What to do |
Copy out the data exactly, leaving the pictures behind.

Information given |
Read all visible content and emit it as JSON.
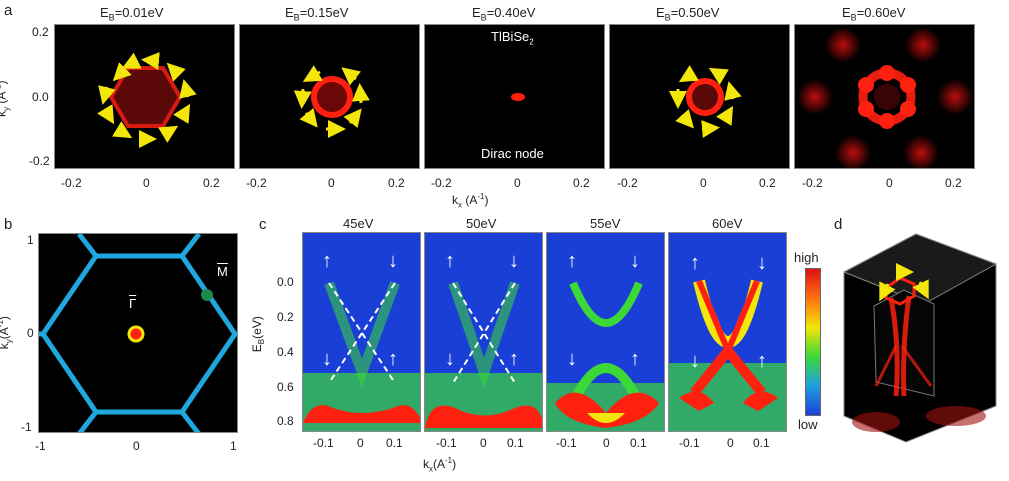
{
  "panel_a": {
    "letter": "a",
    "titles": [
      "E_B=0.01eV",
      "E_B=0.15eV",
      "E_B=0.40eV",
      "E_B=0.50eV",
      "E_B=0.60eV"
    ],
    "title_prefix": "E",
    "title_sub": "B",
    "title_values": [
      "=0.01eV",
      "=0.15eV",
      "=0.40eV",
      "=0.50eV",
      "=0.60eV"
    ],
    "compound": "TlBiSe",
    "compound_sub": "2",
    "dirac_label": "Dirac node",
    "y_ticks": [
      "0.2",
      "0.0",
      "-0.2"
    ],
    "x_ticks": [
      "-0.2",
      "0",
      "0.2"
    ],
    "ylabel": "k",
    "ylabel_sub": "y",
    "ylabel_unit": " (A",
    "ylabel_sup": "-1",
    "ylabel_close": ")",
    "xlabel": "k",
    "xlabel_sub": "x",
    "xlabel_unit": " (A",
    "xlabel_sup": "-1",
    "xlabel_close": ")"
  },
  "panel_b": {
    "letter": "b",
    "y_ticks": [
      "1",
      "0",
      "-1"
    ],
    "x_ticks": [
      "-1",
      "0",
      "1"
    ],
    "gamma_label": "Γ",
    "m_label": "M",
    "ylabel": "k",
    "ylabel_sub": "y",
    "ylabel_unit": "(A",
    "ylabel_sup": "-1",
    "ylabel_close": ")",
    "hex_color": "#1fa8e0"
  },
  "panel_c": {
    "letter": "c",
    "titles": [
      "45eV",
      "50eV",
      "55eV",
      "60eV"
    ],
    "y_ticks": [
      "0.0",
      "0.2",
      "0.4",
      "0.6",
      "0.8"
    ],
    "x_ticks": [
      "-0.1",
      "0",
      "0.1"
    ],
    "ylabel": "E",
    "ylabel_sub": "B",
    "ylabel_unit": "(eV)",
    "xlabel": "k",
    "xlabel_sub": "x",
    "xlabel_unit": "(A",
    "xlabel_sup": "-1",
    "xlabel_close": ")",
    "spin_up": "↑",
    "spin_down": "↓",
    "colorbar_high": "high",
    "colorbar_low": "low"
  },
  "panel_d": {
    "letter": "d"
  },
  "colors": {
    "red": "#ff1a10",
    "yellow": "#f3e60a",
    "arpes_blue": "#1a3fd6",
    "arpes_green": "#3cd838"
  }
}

Expected answer |
Read all visible content and emit it as JSON.
{
  "panel_a": {
    "letter": "a",
    "titles": [
      "E_B=0.01eV",
      "E_B=0.15eV",
      "E_B=0.40eV",
      "E_B=0.50eV",
      "E_B=0.60eV"
    ],
    "title_prefix": "E",
    "title_sub": "B",
    "title_values": [
      "=0.01eV",
      "=0.15eV",
      "=0.40eV",
      "=0.50eV",
      "=0.60eV"
    ],
    "compound": "TlBiSe",
    "compound_sub": "2",
    "dirac_label": "Dirac node",
    "y_ticks": [
      "0.2",
      "0.0",
      "-0.2"
    ],
    "x_ticks": [
      "-0.2",
      "0",
      "0.2"
    ],
    "ylabel": "k",
    "ylabel_sub": "y",
    "ylabel_unit": " (A",
    "ylabel_sup": "-1",
    "ylabel_close": ")",
    "xlabel": "k",
    "xlabel_sub": "x",
    "xlabel_unit": " (A",
    "xlabel_sup": "-1",
    "xlabel_close": ")"
  },
  "panel_b": {
    "letter": "b",
    "y_ticks": [
      "1",
      "0",
      "-1"
    ],
    "x_ticks": [
      "-1",
      "0",
      "1"
    ],
    "gamma_label": "Γ",
    "m_label": "M",
    "ylabel": "k",
    "ylabel_sub": "y",
    "ylabel_unit": "(A",
    "ylabel_sup": "-1",
    "ylabel_close": ")",
    "hex_color": "#1fa8e0"
  },
  "panel_c": {
    "letter": "c",
    "titles": [
      "45eV",
      "50eV",
      "55eV",
      "60eV"
    ],
    "y_ticks": [
      "0.0",
      "0.2",
      "0.4",
      "0.6",
      "0.8"
    ],
    "x_ticks": [
      "-0.1",
      "0",
      "0.1"
    ],
    "ylabel": "E",
    "ylabel_sub": "B",
    "ylabel_unit": "(eV)",
    "xlabel": "k",
    "xlabel_sub": "x",
    "xlabel_unit": "(A",
    "xlabel_sup": "-1",
    "xlabel_close": ")",
    "spin_up": "↑",
    "spin_down": "↓",
    "colorbar_high": "high",
    "colorbar_low": "low"
  },
  "panel_d": {
    "letter": "d"
  },
  "colors": {
    "red": "#ff1a10",
    "yellow": "#f3e60a",
    "arpes_blue": "#1a3fd6",
    "arpes_green": "#3cd838"
  }
}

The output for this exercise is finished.